▶ REQUIRED WORK: In the material below, find the line with "Give me a plain-text"; set down that line and every line after it to the end, exactly, without pictures.

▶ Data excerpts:

==============================

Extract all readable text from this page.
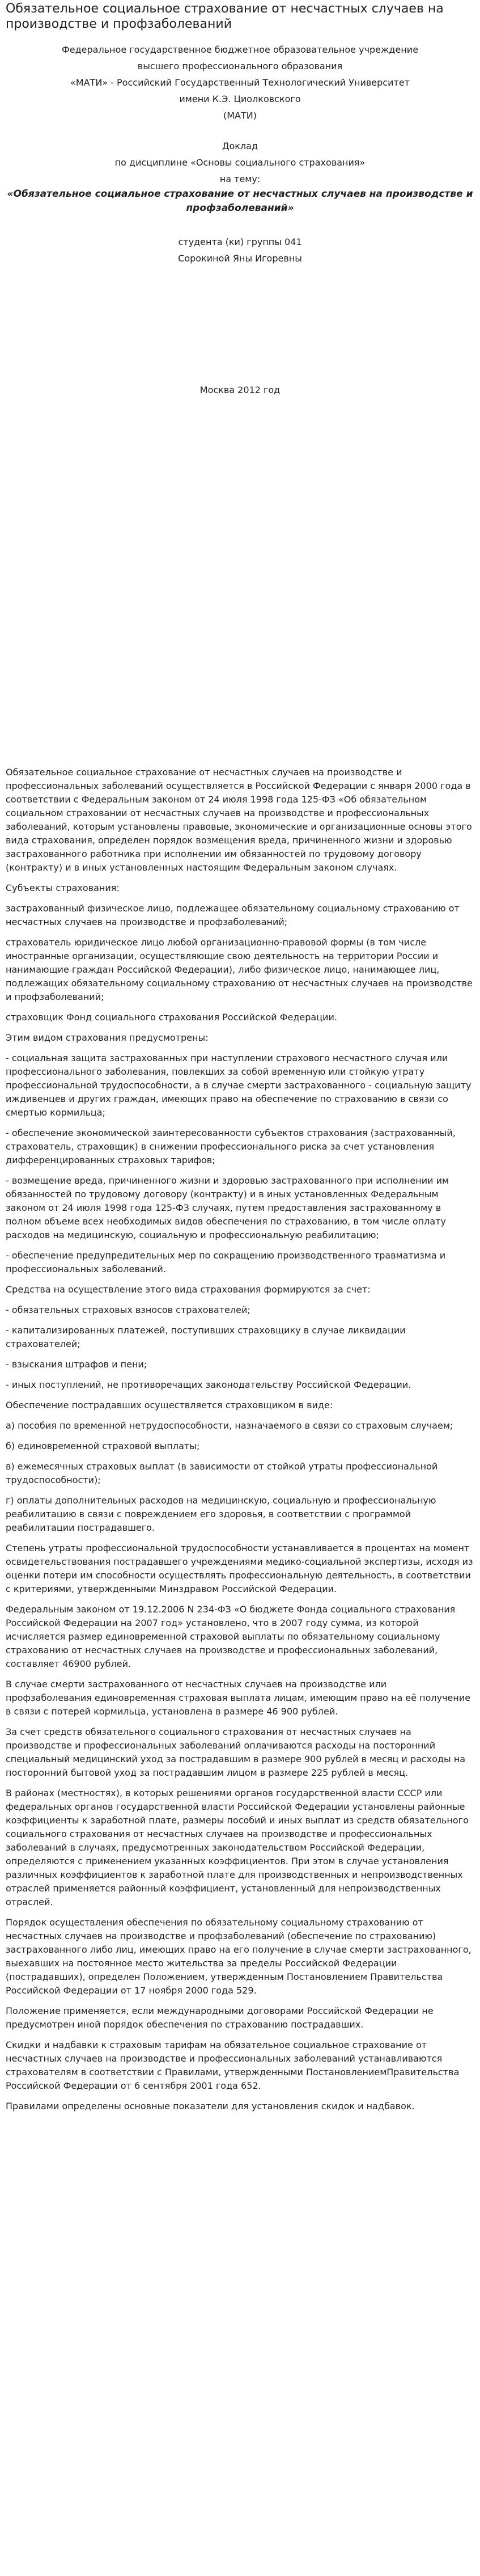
Обязательное социальное страхование от несчастных случаев на производстве и профзаболеваний

Федеральное государственное бюджетное образовательное учреждение

высшего профессионального образования

«МАТИ» - Российский Государственный Технологический Университет

имени К.Э. Циолковского

(МАТИ)

Доклад

по дисциплине «Основы социального страхования»

на тему:

«Обязательное социальное страхование от несчастных случаев на производстве и профзаболеваний»

студента (ки) группы 041

Сорокиной Яны Игоревны

Москва 2012 год

Обязательное социальное страхование от несчастных случаев на производстве и профессиональных заболеваний осуществляется в Российской Федерации с января 2000 года в соответствии с Федеральным законом от 24 июля 1998 года 125-ФЗ «Об обязательном социальном страховании от несчастных случаев на производстве и профессиональных заболеваний, которым установлены правовые, экономические и организационные основы этого вида страхования, определен порядок возмещения вреда, причиненного жизни и здоровью застрахованного работника при исполнении им обязанностей по трудовому договору (контракту) и в иных установленных настоящим Федеральным законом случаях.

Субъекты страхования:

застрахованный физическое лицо, подлежащее обязательному социальному страхованию от несчастных случаев на производстве и профзаболеваний;

страхователь юридическое лицо любой организационно-правовой формы (в том числе иностранные организации, осуществляющие свою деятельность на территории России и нанимающие граждан Российской Федерации), либо физическое лицо, нанимающее лиц, подлежащих обязательному социальному страхованию от несчастных случаев на производстве и профзаболеваний;

страховщик Фонд социального страхования Российской Федерации.

Этим видом страхования предусмотрены:

- социальная защита застрахованных при наступлении страхового несчастного случая или профессионального заболевания, повлекших за собой временную или стойкую утрату профессиональной трудоспособности, а в случае смерти застрахованного - социальную защиту иждивенцев и других граждан, имеющих право на обеспечение по страхованию в связи со смертью кормильца;

- обеспечение экономической заинтересованности субъектов страхования (застрахованный, страхователь, страховщик) в снижении профессионального риска за счет установления дифференцированных страховых тарифов;

- возмещение вреда, причиненного жизни и здоровью застрахованного при исполнении им обязанностей по трудовому договору (контракту) и в иных установленных Федеральным законом от 24 июля 1998 года 125-ФЗ случаях, путем предоставления застрахованному в полном объеме всех необходимых видов обеспечения по страхованию, в том числе оплату расходов на медицинскую, социальную и профессиональную реабилитацию;

- обеспечение предупредительных мер по сокращению производственного травматизма и профессиональных заболеваний.

Средства на осуществление этого вида страхования формируются за счет:

- обязательных страховых взносов страхователей;

- капитализированных платежей, поступивших страховщику в случае ликвидации страхователей;

- взыскания штрафов и пени;

- иных поступлений, не противоречащих законодательству Российской Федерации.

Обеспечение пострадавших осуществляется страховщиком в виде:

а) пособия по временной нетрудоспособности, назначаемого в связи со страховым случаем;

б) единовременной страховой выплаты;

в) ежемесячных страховых выплат (в зависимости от стойкой утраты профессиональной трудоспособности);

г) оплаты дополнительных расходов на медицинскую, социальную и профессиональную реабилитацию в связи с повреждением его здоровья, в соответствии с программой реабилитации пострадавшего.

Степень утраты профессиональной трудоспособности устанавливается в процентах на момент освидетельствования пострадавшего учреждениями медико-социальной экспертизы, исходя из оценки потери им способности осуществлять профессиональную деятельность, в соответствии с критериями, утвержденными Минздравом Российской Федерации.

Федеральным законом от 19.12.2006 N 234-ФЗ «О бюджете Фонда социального страхования Российской Федерации на 2007 год» установлено, что в 2007 году сумма, из которой исчисляется размер единовременной страховой выплаты по обязательному социальному страхованию от несчастных случаев на производстве и профессиональных заболеваний, составляет 46900 рублей.

В случае смерти застрахованного от несчастных случаев на производстве или профзаболевания единовременная страховая выплата лицам, имеющим право на её получение в связи с потерей кормильца, установлена в размере 46 900 рублей.

За счет средств обязательного социального страхования от несчастных случаев на производстве и профессиональных заболеваний оплачиваются расходы на посторонний специальный медицинский уход за пострадавшим в размере 900 рублей в месяц и расходы на посторонний бытовой уход за пострадавшим лицом в размере 225 рублей в месяц.

В районах (местностях), в которых решениями органов государственной власти СССР или федеральных органов государственной власти Российской Федерации установлены районные коэффициенты к заработной плате, размеры пособий и иных выплат из средств обязательного социального страхования от несчастных случаев на производстве и профессиональных заболеваний в случаях, предусмотренных законодательством Российской Федерации, определяются с применением указанных коэффициентов. При этом в случае установления различных коэффициентов к заработной плате для производственных и непроизводственных отраслей применяется районный коэффициент, установленный для непроизводственных отраслей.

Порядок осуществления обеспечения по обязательному социальному страхованию от несчастных случаев на производстве и профзаболеваний (обеспечение по страхованию) застрахованного либо лиц, имеющих право на его получение в случае смерти застрахованного, выехавших на постоянное место жительства за пределы Российской Федерации (пострадавших), определен Положением, утвержденным Постановлением Правительства Российской Федерации от 17 ноября 2000 года 529.

Положение применяется, если международными договорами Российской Федерации не предусмотрен иной порядок обеспечения по страхованию пострадавших.

Скидки и надбавки к страховым тарифам на обязательное социальное страхование от несчастных случаев на производстве и профессиональных заболеваний устанавливаются страхователям в соответствии с Правилами, утвержденными ПостановлениемПравительства Российской Федерации от 6 сентября 2001 года 652.

Правилами определены основные показатели для установления скидок и надбавок.
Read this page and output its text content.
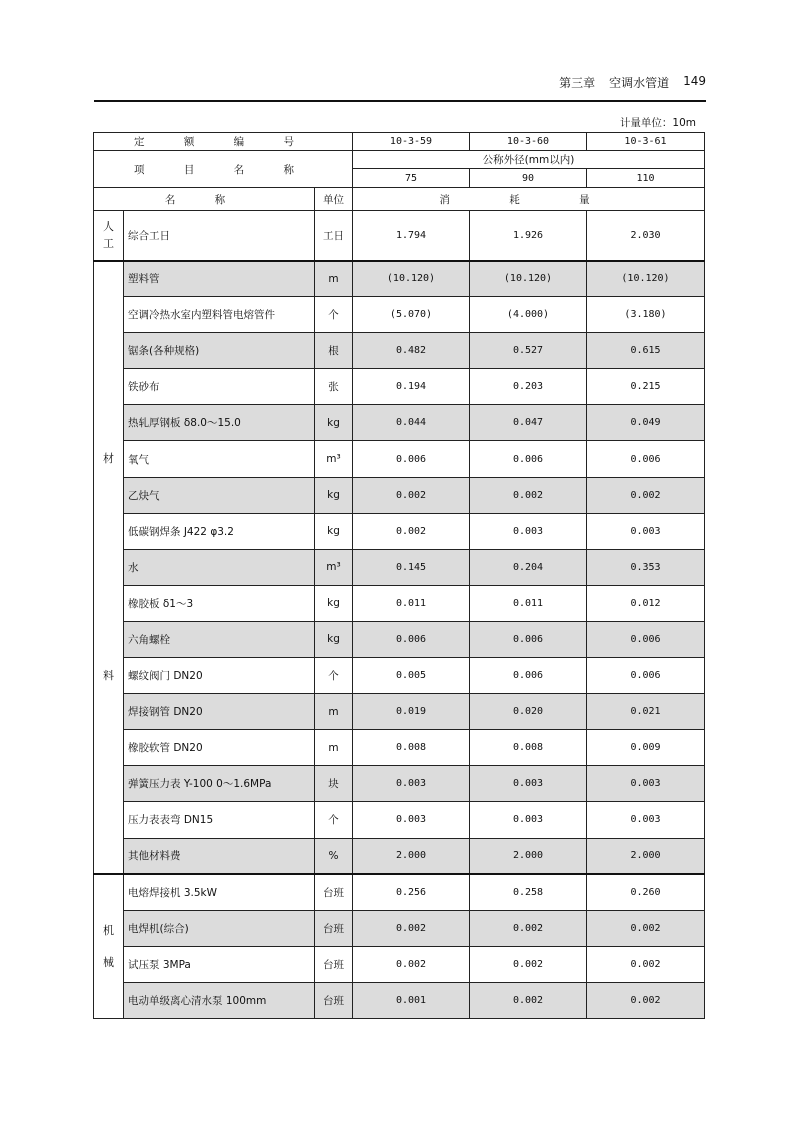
第三章 空调水管道 149
计量单位：10m
定 额 编 号			10-3-59	10-3-60	10-3-61
项 目 名 称			公称外径(mm以内)		
			75	90	110
名 称		单位	消 耗 量		

人
工	综合工日	工日	1.794	1.926	2.030

材
料	塑料管	m	(10.120)	(10.120)	(10.120)
	空调冷热水室内塑料管电熔管件	个	(5.070)	(4.000)	(3.180)
	锯条(各种规格)	根	0.482	0.527	0.615
	铁砂布	张	0.194	0.203	0.215
	热轧厚钢板 δ8.0～15.0	kg	0.044	0.047	0.049
	氧气	m³	0.006	0.006	0.006
	乙炔气	kg	0.002	0.002	0.002
	低碳钢焊条 J422 φ3.2	kg	0.002	0.003	0.003
	水	m³	0.145	0.204	0.353
	橡胶板 δ1～3	kg	0.011	0.011	0.012
	六角螺栓	kg	0.006	0.006	0.006
	螺纹阀门 DN20	个	0.005	0.006	0.006
	焊接钢管 DN20	m	0.019	0.020	0.021
	橡胶软管 DN20	m	0.008	0.008	0.009
	弹簧压力表 Y-100 0～1.6MPa	块	0.003	0.003	0.003
	压力表表弯 DN15	个	0.003	0.003	0.003
	其他材料费	%	2.000	2.000	2.000

机
械	电熔焊接机 3.5kW	台班	0.256	0.258	0.260
	电焊机(综合)	台班	0.002	0.002	0.002
	试压泵 3MPa	台班	0.002	0.002	0.002
	电动单级离心清水泵 100mm	台班	0.001	0.002	0.002
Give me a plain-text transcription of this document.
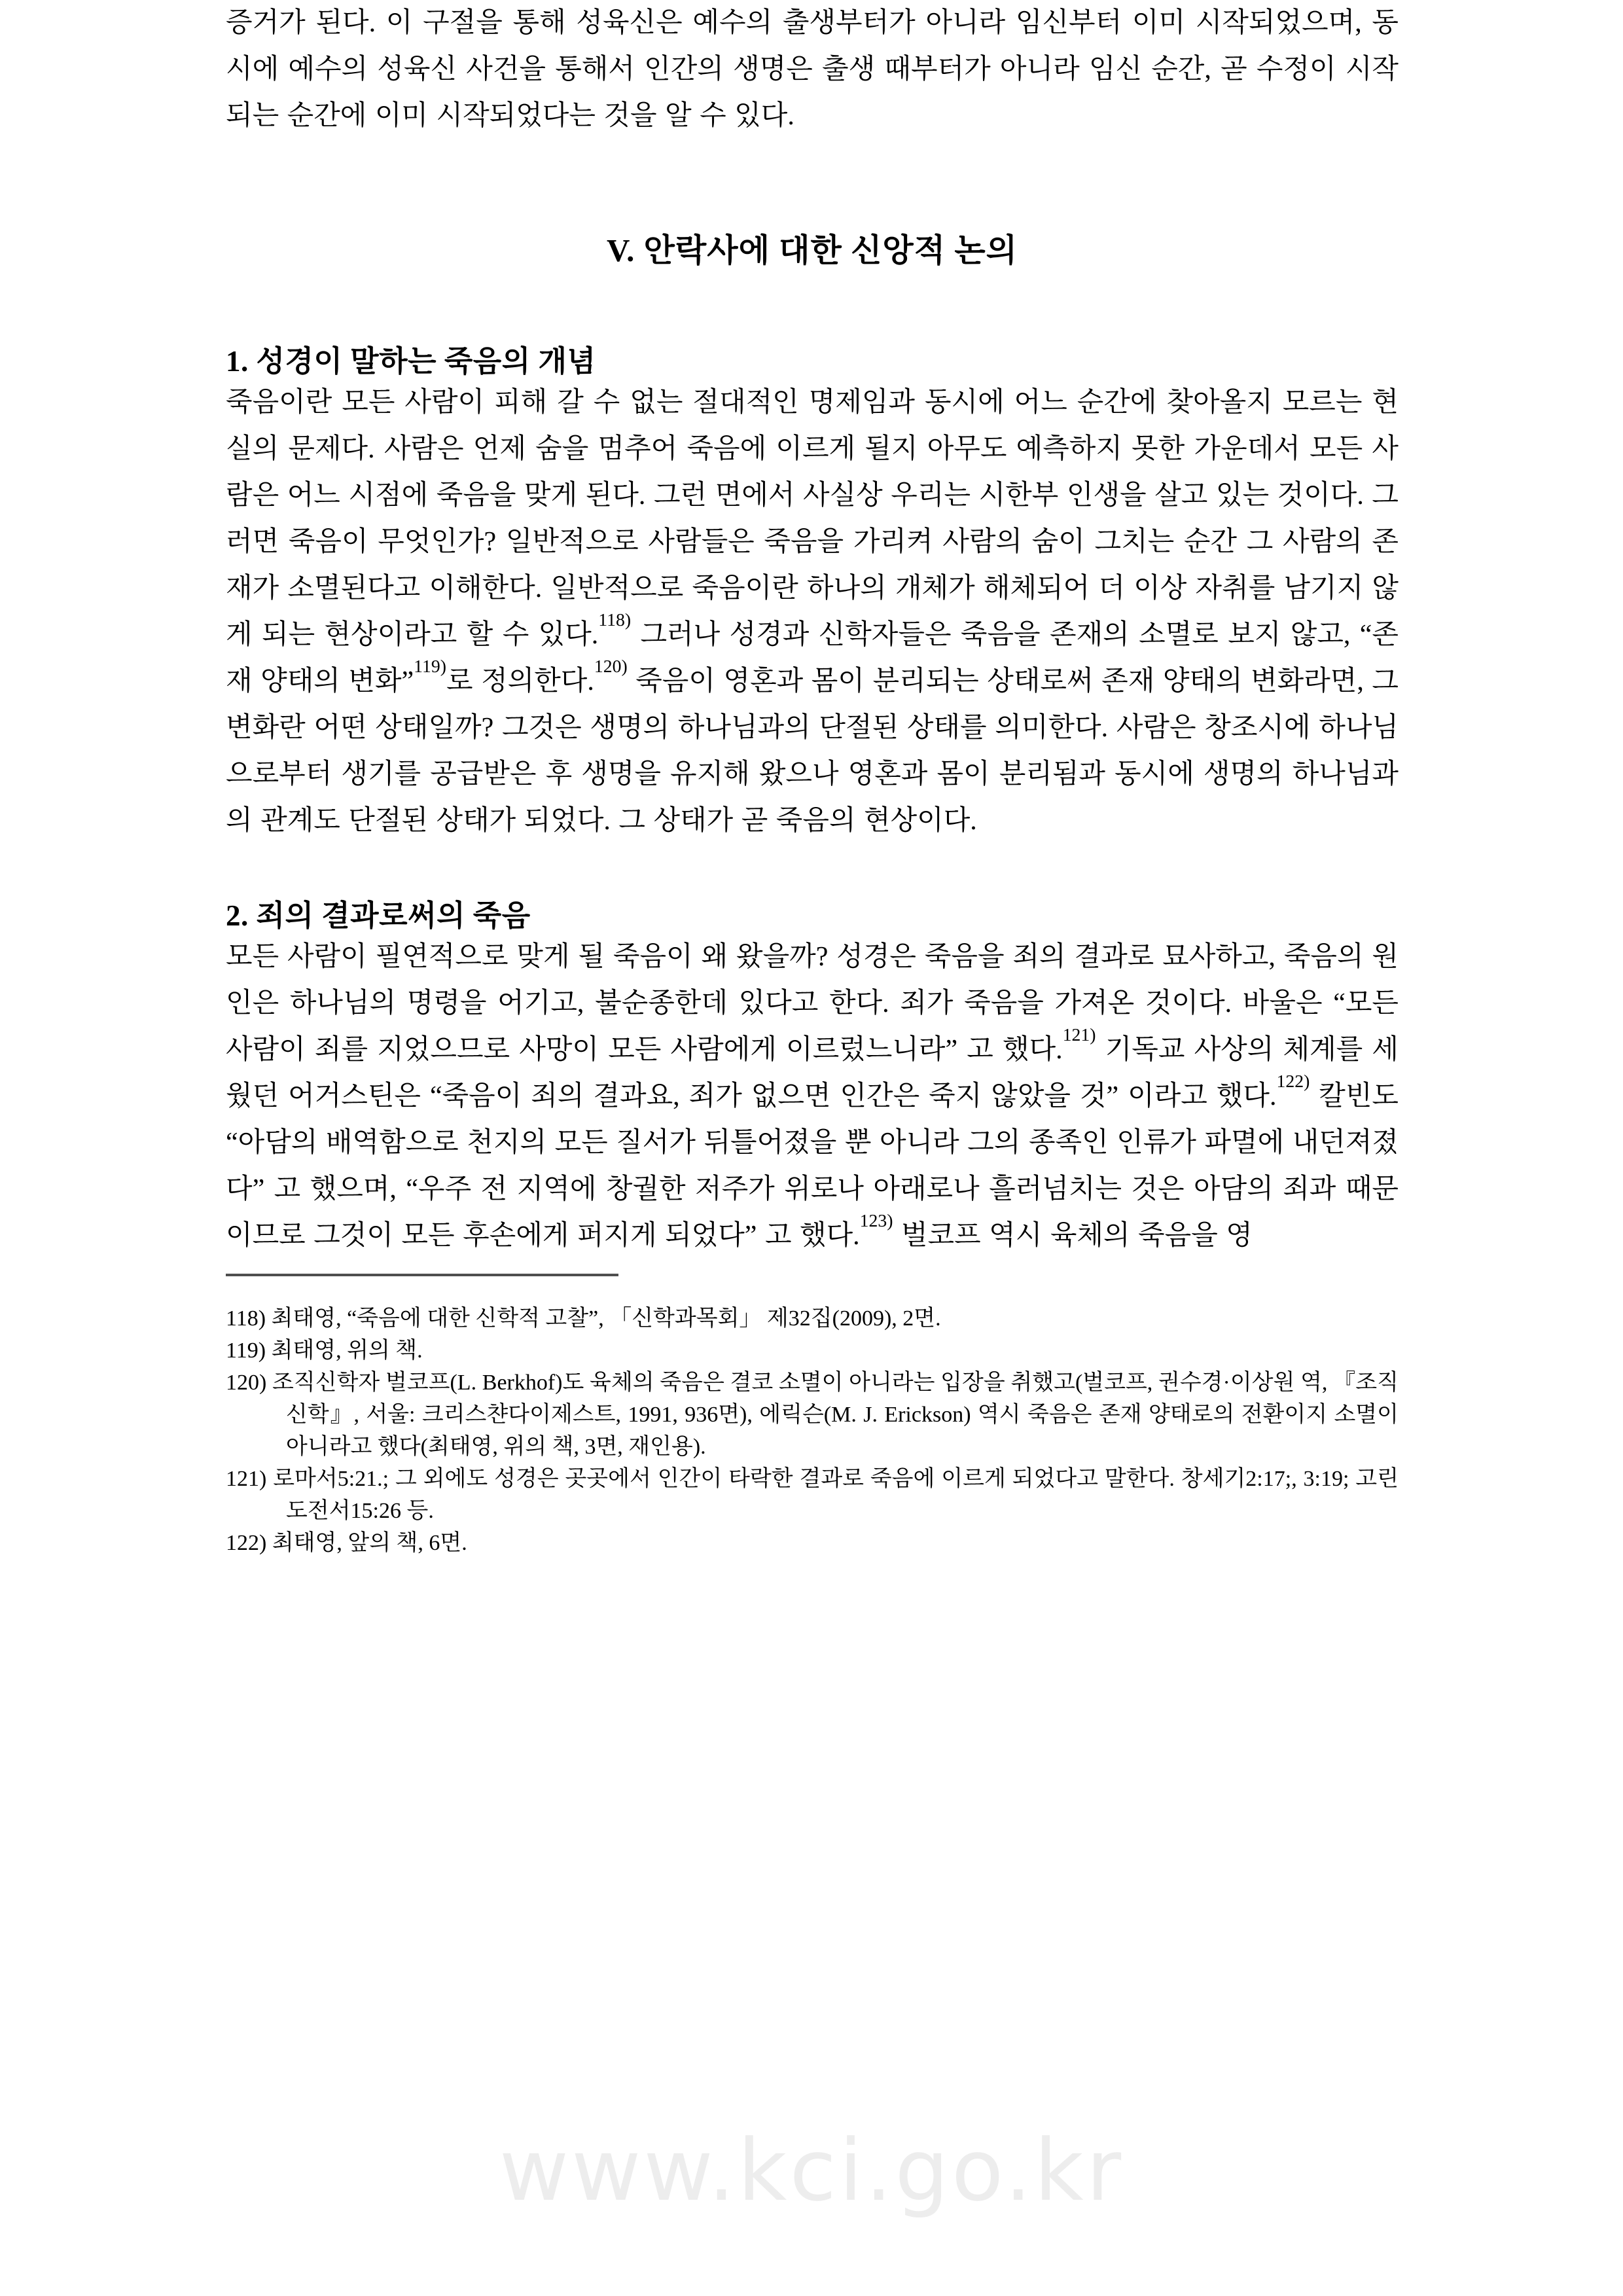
증거가 된다. 이 구절을 통해 성육신은 예수의 출생부터가 아니라 임신부터 이미 시작되었으며, 동시에 예수의 성육신 사건을 통해서 인간의 생명은 출생 때부터가 아니라 임신 순간, 곧 수정이 시작되는 순간에 이미 시작되었다는 것을 알 수 있다.

V. 안락사에 대한 신앙적 논의
1. 성경이 말하는 죽음의 개념

죽음이란 모든 사람이 피해 갈 수 없는 절대적인 명제임과 동시에 어느 순간에 찾아올지 모르는 현실의 문제다. 사람은 언제 숨을 멈추어 죽음에 이르게 될지 아무도 예측하지 못한 가운데서 모든 사람은 어느 시점에 죽음을 맞게 된다. 그런 면에서 사실상 우리는 시한부 인생을 살고 있는 것이다. 그러면 죽음이 무엇인가? 일반적으로 사람들은 죽음을 가리켜 사람의 숨이 그치는 순간 그 사람의 존재가 소멸된다고 이해한다. 일반적으로 죽음이란 하나의 개체가 해체되어 더 이상 자취를 남기지 않게 되는 현상이라고 할 수 있다.$^{118)}$ 그러나 성경과 신학자들은 죽음을 존재의 소멸로 보지 않고, “존재 양태의 변화”$^{119)}$로 정의한다.$^{120)}$ 죽음이 영혼과 몸이 분리되는 상태로써 존재 양태의 변화라면, 그 변화란 어떤 상태일까? 그것은 생명의 하나님과의 단절된 상태를 의미한다. 사람은 창조시에 하나님으로부터 생기를 공급받은 후 생명을 유지해 왔으나 영혼과 몸이 분리됨과 동시에 생명의 하나님과의 관계도 단절된 상태가 되었다. 그 상태가 곧 죽음의 현상이다.

2. 죄의 결과로써의 죽음

모든 사람이 필연적으로 맞게 될 죽음이 왜 왔을까? 성경은 죽음을 죄의 결과로 묘사하고, 죽음의 원인은 하나님의 명령을 어기고, 불순종한데 있다고 한다. 죄가 죽음을 가져온 것이다. 바울은 “모든 사람이 죄를 지었으므로 사망이 모든 사람에게 이르렀느니라” 고 했다.$^{121)}$ 기독교 사상의 체계를 세웠던 어거스틴은 “죽음이 죄의 결과요, 죄가 없으면 인간은 죽지 않았을 것” 이라고 했다.$^{122)}$ 칼빈도 “아담의 배역함으로 천지의 모든 질서가 뒤틀어졌을 뿐 아니라 그의 종족인 인류가 파멸에 내던져졌다” 고 했으며, “우주 전 지역에 창궐한 저주가 위로나 아래로나 흘러넘치는 것은 아담의 죄과 때문이므로 그것이 모든 후손에게 퍼지게 되었다” 고 했다.$^{123)}$ 벌코프 역시 육체의 죽음을 영

118) 최태영, “죽음에 대한 신학적 고찰”, 「신학과목회」 제32집(2009), 2면.
119) 최태영, 위의 책.
120) 조직신학자 벌코프(L. Berkhof)도 육체의 죽음은 결코 소멸이 아니라는 입장을 취했고(벌코프, 권수경·이상원 역, 『조직신학』, 서울: 크리스챤다이제스트, 1991, 936면), 에릭슨(M. J. Erickson) 역시 죽음은 존재 양태로의 전환이지 소멸이 아니라고 했다(최태영, 위의 책, 3면, 재인용).
121) 로마서5:21.; 그 외에도 성경은 곳곳에서 인간이 타락한 결과로 죽음에 이르게 되었다고 말한다. 창세기2:17;, 3:19; 고린도전서15:26 등.
122) 최태영, 앞의 책, 6면.
www.kci.go.kr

==============================

▶ RESULT OF THIS EXERCISE:
Give me a plain-text transcription of this document.
증거가 된다. 이 구절을 통해 성육신은 예수의 출생부터가 아니라 임신부터 이미 시작되었으며, 동시에 예수의 성육신 사건을 통해서 인간의 생명은 출생 때부터가 아니라 임신 순간, 곧 수정이 시작되는 순간에 이미 시작되었다는 것을 알 수 있다.

V. 안락사에 대한 신앙적 논의
1. 성경이 말하는 죽음의 개념

죽음이란 모든 사람이 피해 갈 수 없는 절대적인 명제임과 동시에 어느 순간에 찾아올지 모르는 현실의 문제다. 사람은 언제 숨을 멈추어 죽음에 이르게 될지 아무도 예측하지 못한 가운데서 모든 사람은 어느 시점에 죽음을 맞게 된다. 그런 면에서 사실상 우리는 시한부 인생을 살고 있는 것이다. 그러면 죽음이 무엇인가? 일반적으로 사람들은 죽음을 가리켜 사람의 숨이 그치는 순간 그 사람의 존재가 소멸된다고 이해한다. 일반적으로 죽음이란 하나의 개체가 해체되어 더 이상 자취를 남기지 않게 되는 현상이라고 할 수 있다.$^{118)}$ 그러나 성경과 신학자들은 죽음을 존재의 소멸로 보지 않고, “존재 양태의 변화”$^{119)}$로 정의한다.$^{120)}$ 죽음이 영혼과 몸이 분리되는 상태로써 존재 양태의 변화라면, 그 변화란 어떤 상태일까? 그것은 생명의 하나님과의 단절된 상태를 의미한다. 사람은 창조시에 하나님으로부터 생기를 공급받은 후 생명을 유지해 왔으나 영혼과 몸이 분리됨과 동시에 생명의 하나님과의 관계도 단절된 상태가 되었다. 그 상태가 곧 죽음의 현상이다.

2. 죄의 결과로써의 죽음

모든 사람이 필연적으로 맞게 될 죽음이 왜 왔을까? 성경은 죽음을 죄의 결과로 묘사하고, 죽음의 원인은 하나님의 명령을 어기고, 불순종한데 있다고 한다. 죄가 죽음을 가져온 것이다. 바울은 “모든 사람이 죄를 지었으므로 사망이 모든 사람에게 이르렀느니라” 고 했다.$^{121)}$ 기독교 사상의 체계를 세웠던 어거스틴은 “죽음이 죄의 결과요, 죄가 없으면 인간은 죽지 않았을 것” 이라고 했다.$^{122)}$ 칼빈도 “아담의 배역함으로 천지의 모든 질서가 뒤틀어졌을 뿐 아니라 그의 종족인 인류가 파멸에 내던져졌다” 고 했으며, “우주 전 지역에 창궐한 저주가 위로나 아래로나 흘러넘치는 것은 아담의 죄과 때문이므로 그것이 모든 후손에게 퍼지게 되었다” 고 했다.$^{123)}$ 벌코프 역시 육체의 죽음을 영

118) 최태영, “죽음에 대한 신학적 고찰”, 「신학과목회」 제32집(2009), 2면.
119) 최태영, 위의 책.
120) 조직신학자 벌코프(L. Berkhof)도 육체의 죽음은 결코 소멸이 아니라는 입장을 취했고(벌코프, 권수경·이상원 역, 『조직신학』, 서울: 크리스챤다이제스트, 1991, 936면), 에릭슨(M. J. Erickson) 역시 죽음은 존재 양태로의 전환이지 소멸이 아니라고 했다(최태영, 위의 책, 3면, 재인용).
121) 로마서5:21.; 그 외에도 성경은 곳곳에서 인간이 타락한 결과로 죽음에 이르게 되었다고 말한다. 창세기2:17;, 3:19; 고린도전서15:26 등.
122) 최태영, 앞의 책, 6면.
www.kci.go.kr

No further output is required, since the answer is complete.